▸ **INSTRUCTIONS FOR THE TASK**
Using the data below, copy each line that includes the word "والمنتظم".

———

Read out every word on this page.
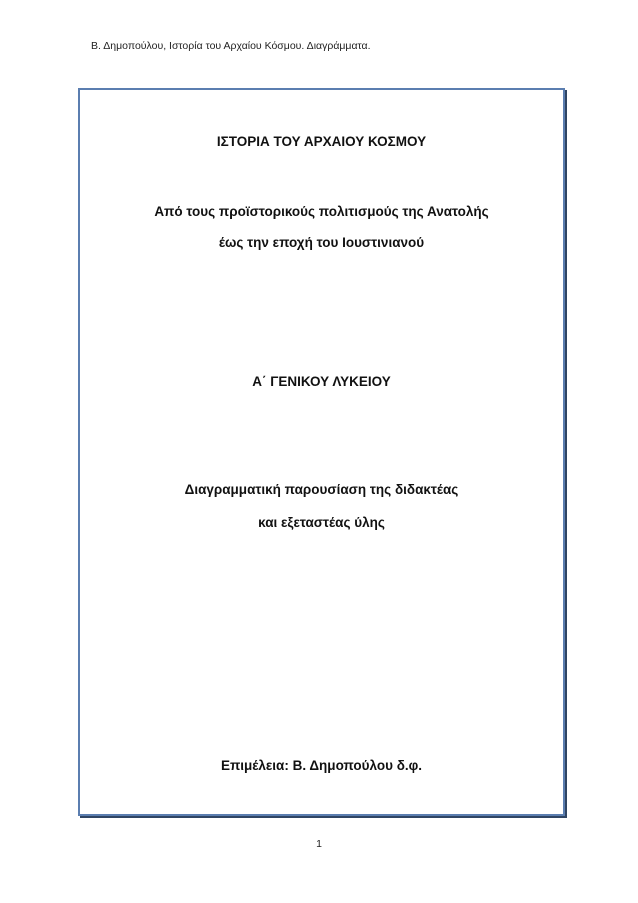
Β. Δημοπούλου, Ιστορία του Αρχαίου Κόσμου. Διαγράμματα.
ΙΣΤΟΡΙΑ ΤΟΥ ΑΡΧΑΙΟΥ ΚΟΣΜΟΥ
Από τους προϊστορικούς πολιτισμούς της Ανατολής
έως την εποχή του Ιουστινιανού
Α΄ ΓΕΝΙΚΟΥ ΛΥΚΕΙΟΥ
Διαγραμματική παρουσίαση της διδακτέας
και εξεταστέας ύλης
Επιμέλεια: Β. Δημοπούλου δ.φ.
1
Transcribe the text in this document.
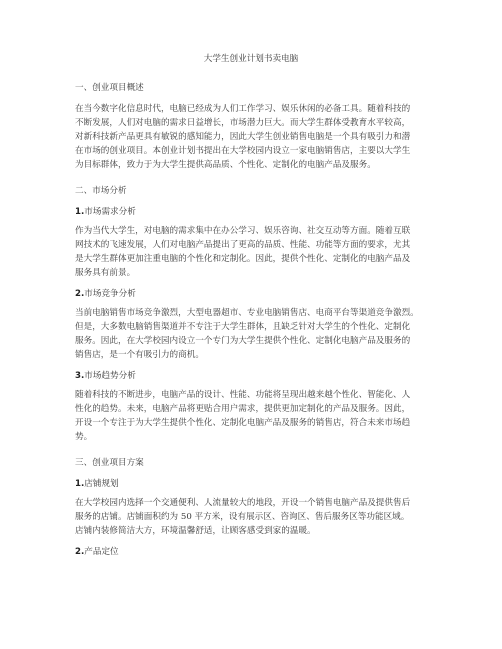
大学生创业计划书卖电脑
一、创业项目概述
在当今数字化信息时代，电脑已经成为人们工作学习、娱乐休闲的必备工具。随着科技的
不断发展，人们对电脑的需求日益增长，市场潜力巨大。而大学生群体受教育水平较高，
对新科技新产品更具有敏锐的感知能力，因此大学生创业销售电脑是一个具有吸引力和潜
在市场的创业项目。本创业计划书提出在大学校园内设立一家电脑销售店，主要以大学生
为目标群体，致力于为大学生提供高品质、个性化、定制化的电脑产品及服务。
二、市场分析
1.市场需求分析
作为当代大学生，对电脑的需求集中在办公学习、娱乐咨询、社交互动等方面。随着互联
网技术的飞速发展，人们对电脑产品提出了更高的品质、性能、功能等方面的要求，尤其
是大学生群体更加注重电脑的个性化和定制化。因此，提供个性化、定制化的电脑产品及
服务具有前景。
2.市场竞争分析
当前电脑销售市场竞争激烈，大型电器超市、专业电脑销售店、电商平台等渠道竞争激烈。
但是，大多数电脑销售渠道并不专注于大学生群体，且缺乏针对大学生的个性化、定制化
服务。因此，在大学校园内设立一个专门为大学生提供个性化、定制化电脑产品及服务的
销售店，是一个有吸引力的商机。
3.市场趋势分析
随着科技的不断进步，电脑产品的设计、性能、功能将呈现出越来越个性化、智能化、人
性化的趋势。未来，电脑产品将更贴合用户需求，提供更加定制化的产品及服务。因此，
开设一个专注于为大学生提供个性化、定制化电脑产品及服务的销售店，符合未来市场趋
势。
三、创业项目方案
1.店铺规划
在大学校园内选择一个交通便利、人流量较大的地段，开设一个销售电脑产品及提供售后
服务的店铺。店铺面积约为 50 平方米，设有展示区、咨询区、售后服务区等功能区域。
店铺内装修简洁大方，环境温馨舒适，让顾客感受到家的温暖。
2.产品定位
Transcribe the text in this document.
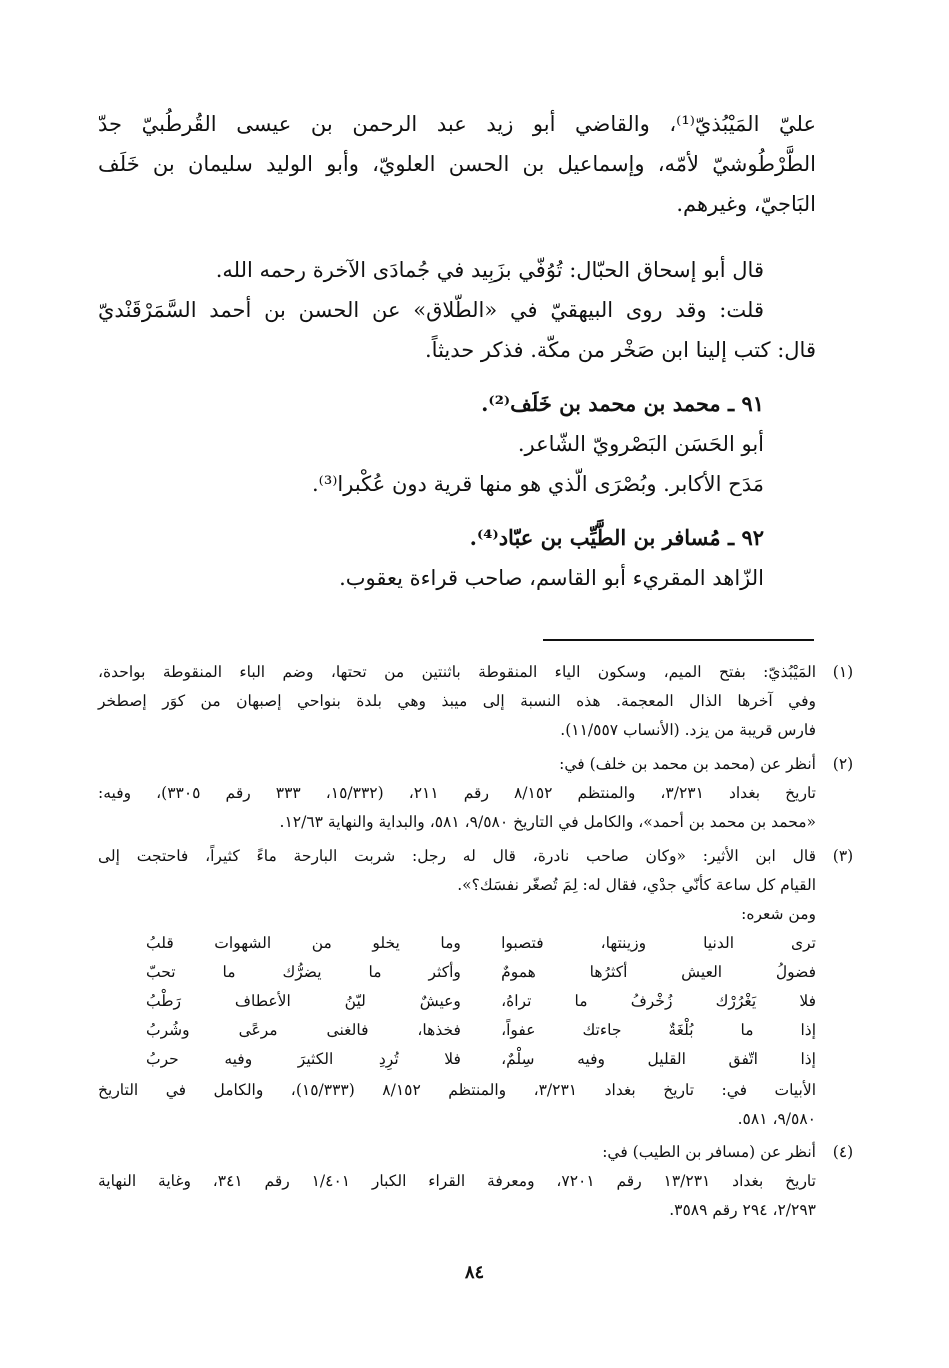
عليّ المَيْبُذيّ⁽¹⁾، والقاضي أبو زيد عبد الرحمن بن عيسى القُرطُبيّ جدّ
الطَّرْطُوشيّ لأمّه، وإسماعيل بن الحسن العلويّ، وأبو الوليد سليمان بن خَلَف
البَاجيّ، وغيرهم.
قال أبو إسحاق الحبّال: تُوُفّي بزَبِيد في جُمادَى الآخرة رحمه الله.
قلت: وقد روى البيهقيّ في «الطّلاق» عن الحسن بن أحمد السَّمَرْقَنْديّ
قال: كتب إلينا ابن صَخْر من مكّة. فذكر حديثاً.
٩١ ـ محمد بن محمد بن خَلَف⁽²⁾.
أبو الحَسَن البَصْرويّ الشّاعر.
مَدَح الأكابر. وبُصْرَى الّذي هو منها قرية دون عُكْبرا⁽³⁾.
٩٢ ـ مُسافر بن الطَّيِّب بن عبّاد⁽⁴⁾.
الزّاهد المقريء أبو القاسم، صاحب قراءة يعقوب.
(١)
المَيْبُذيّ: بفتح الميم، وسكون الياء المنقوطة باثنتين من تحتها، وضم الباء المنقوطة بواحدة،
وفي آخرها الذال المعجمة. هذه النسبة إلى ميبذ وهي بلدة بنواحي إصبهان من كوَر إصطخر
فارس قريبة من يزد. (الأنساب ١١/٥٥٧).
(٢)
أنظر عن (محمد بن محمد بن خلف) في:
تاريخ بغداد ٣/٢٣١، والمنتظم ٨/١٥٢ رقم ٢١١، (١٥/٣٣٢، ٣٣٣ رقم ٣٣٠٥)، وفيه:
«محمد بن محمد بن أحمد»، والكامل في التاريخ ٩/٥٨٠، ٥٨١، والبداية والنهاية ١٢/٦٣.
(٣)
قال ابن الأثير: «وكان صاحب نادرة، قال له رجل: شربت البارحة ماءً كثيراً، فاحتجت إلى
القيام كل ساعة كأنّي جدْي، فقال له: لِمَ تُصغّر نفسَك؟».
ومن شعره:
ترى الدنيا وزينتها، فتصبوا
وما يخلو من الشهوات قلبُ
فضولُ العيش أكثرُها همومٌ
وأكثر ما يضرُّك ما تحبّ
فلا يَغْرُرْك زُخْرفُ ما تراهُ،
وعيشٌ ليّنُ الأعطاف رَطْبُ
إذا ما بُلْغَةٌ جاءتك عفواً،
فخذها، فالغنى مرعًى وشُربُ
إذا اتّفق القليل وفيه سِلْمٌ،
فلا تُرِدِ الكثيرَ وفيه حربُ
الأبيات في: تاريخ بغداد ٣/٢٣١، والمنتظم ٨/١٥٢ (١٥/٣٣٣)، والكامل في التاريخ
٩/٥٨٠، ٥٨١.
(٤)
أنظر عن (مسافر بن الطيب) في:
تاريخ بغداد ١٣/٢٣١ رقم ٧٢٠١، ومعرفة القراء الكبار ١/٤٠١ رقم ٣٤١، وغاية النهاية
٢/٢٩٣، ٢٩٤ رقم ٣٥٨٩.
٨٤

———

▸ **IN RESPONSE**
تاريخ بغداد ٣/٢٣١، والمنتظم ٨/١٥٢ رقم ٢١١، (١٥/٣٣٢، ٣٣٣ رقم ٣٣٠٥)، وفيه:
الأبيات في: تاريخ بغداد ٣/٢٣١، والمنتظم ٨/١٥٢ (١٥/٣٣٣)، والكامل في التاريخ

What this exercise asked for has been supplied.